### Short exercise
Answer with a number only: how many lines of the data contain "ağzı"?

(Source data)
"""

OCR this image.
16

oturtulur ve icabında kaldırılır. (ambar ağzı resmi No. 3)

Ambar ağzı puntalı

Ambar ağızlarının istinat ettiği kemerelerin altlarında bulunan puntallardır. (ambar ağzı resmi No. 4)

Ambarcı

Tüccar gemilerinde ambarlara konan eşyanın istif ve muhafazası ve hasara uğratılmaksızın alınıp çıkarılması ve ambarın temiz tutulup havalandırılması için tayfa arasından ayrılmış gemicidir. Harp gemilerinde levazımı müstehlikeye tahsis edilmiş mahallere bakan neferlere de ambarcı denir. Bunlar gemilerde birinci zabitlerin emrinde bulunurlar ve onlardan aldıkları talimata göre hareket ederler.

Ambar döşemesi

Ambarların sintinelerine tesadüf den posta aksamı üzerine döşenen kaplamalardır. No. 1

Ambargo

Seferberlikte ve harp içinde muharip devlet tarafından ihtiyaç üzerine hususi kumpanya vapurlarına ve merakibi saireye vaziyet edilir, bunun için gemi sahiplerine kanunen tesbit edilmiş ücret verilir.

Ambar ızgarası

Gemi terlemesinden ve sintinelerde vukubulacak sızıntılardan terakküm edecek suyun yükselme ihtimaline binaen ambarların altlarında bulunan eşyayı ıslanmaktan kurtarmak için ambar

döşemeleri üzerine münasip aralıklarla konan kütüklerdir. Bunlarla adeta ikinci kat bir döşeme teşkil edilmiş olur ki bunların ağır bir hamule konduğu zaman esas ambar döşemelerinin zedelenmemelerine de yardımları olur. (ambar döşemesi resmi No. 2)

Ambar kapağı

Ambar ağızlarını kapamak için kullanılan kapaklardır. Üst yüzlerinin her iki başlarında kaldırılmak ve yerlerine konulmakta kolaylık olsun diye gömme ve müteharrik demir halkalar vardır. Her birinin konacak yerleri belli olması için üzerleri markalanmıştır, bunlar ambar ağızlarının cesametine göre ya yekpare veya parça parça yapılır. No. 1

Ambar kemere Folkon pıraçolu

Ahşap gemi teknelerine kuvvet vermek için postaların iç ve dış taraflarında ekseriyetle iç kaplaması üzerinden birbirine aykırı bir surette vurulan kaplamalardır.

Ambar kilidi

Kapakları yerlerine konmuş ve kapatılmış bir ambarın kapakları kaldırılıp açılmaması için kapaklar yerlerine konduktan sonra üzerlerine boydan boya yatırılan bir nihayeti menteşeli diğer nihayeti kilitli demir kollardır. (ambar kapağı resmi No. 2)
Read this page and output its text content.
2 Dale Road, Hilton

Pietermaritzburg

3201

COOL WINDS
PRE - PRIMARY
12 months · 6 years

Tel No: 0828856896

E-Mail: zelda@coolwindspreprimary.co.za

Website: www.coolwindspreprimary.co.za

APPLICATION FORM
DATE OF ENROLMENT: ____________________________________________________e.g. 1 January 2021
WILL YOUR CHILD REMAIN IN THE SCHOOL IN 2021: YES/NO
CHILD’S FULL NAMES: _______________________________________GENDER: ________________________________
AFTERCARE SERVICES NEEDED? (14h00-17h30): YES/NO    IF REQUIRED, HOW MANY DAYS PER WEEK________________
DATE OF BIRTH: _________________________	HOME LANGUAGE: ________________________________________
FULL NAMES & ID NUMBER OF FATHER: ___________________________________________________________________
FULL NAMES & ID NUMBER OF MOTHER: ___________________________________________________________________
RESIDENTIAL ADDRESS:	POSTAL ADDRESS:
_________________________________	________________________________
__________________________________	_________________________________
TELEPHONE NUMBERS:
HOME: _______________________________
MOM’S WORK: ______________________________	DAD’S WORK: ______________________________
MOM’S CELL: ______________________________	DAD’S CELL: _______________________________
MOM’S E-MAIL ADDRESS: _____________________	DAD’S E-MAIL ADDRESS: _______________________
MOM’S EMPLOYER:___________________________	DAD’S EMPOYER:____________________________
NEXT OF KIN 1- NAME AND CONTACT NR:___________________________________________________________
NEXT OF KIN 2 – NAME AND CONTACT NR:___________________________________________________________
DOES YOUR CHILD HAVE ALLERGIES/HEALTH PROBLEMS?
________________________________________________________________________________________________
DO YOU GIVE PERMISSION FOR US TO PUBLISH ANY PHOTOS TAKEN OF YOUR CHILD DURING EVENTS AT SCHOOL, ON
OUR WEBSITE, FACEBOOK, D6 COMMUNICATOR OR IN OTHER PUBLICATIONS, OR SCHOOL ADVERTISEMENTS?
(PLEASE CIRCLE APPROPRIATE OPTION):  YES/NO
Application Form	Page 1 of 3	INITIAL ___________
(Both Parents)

"""

### Result of this exercise
3